● PASSAGE TO READ
BEGIN
Let $X_1,...,X_n$ be (not necessarily independent) identically distributed random variables with $E[X_1^2]<\infty$. Assume that there is a fixed $h\ge1$ so that $Cov(X_i,X_j)=0$ for $|i-j|\ge h$. Proof that with $S_n:=\sum_{i=1}^nX_i$ $$Var(S_n)\le 2nhVar(X_1)$$ Proof.
We have $$Var(S_n)=\sum_{i=1}^nVar(X_i)+2\sum_{\substack{1\le i < j \le n}} Cov(X_i,X_j)$$ $=$(assumption) $$nVar(X_1)+2\sum_{\substack{1\le i < j \le n \\ h > |i-j|}} Cov(X_i,X_j)$$$\le$ (Cauchy-Schwarz-ineq.)$$nVar(X_1)+2Var(X_1)\sum_{\substack{1\le i < j \le n \\ h > |i-j|}}1$$
and that has to be $\le 2nhVar(X_1)$.
Can anyone explain the last inequality to me?
Since $i<j$, $h > |i-j|$ means $h > j-i$ and hence $i<j<i+h$, hence fixing $i$, $j$ can take at most $h-1$ values.
Hence $$\sum_{\substack{1\le i < j \le n \\ h > |i-j|}}1 \leq n(h-1)$$
Hence
$$n+2\sum_{\substack{1\le i < j \le n \\ h > |i-j|}}1 \leq n+2n(h-1) \leq 2n + 2n(h-1)=2nh$$
END
● DATASET CONTENT
BEGIN
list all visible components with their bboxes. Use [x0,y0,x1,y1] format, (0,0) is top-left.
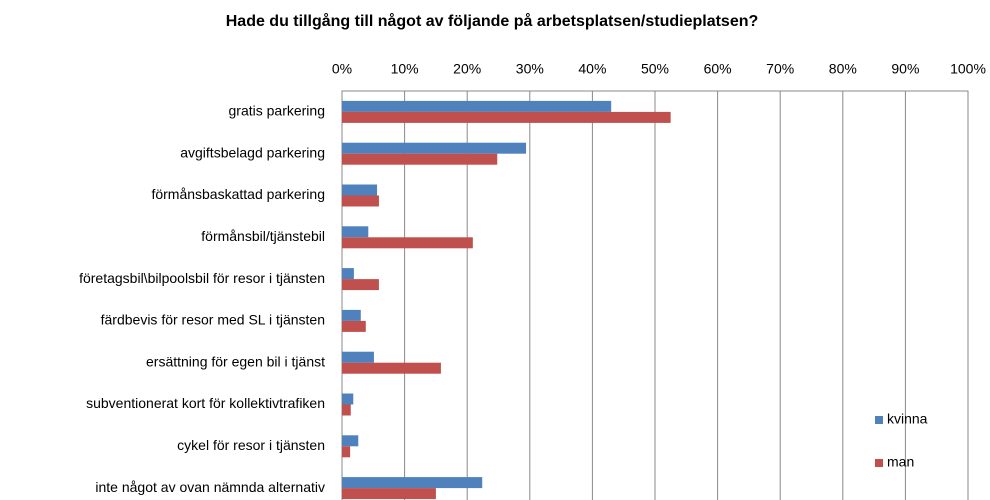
END
● SET OF TASKS
1. Answer these questions using the thread on the variance bound.
(a) For which index pairs is the covariance of X_i and X_j assumed to be zero?
(b) Which inequality is cited to justify the step that brings in Var(X_1) as a factor in front of the sum?
(c) Once i is fixed, at most how many values can j take?
2. Revise the thread on the variance bound. Reproduce it from "Let $X_1,...,X_n$ be" up to and including "most $h-1$ values.", with "explain" replaced by "justify".

● EXERCISE ANSWERS
1.
(a) For all pairs with |i-j| ≥ h.
(b) The Cauchy-Schwarz inequality.
(c) At most h-1 values.

2.
Let $X_1,...,X_n$ be (not necessarily independent) identically distributed random variables with $E[X_1^2]<\infty$. Assume that there is a fixed $h\ge1$ so that $Cov(X_i,X_j)=0$ for $|i-j|\ge h$. Proof that with $S_n:=\sum_{i=1}^nX_i$ $$Var(S_n)\le 2nhVar(X_1)$$ Proof.
We have $$Var(S_n)=\sum_{i=1}^nVar(X_i)+2\sum_{\substack{1\le i < j \le n}} Cov(X_i,X_j)$$ $=$(assumption) $$nVar(X_1)+2\sum_{\substack{1\le i < j \le n \\ h > |i-j|}} Cov(X_i,X_j)$$$\le$ (Cauchy-Schwarz-ineq.)$$nVar(X_1)+2Var(X_1)\sum_{\substack{1\le i < j \le n \\ h > |i-j|}}1$$
and that has to be $\le 2nhVar(X_1)$.
Can anyone justify the last inequality to me?
Since $i<j$, $h > |i-j|$ means $h > j-i$ and hence $i<j<i+h$, hence fixing $i$, $j$ can take at most $h-1$ values.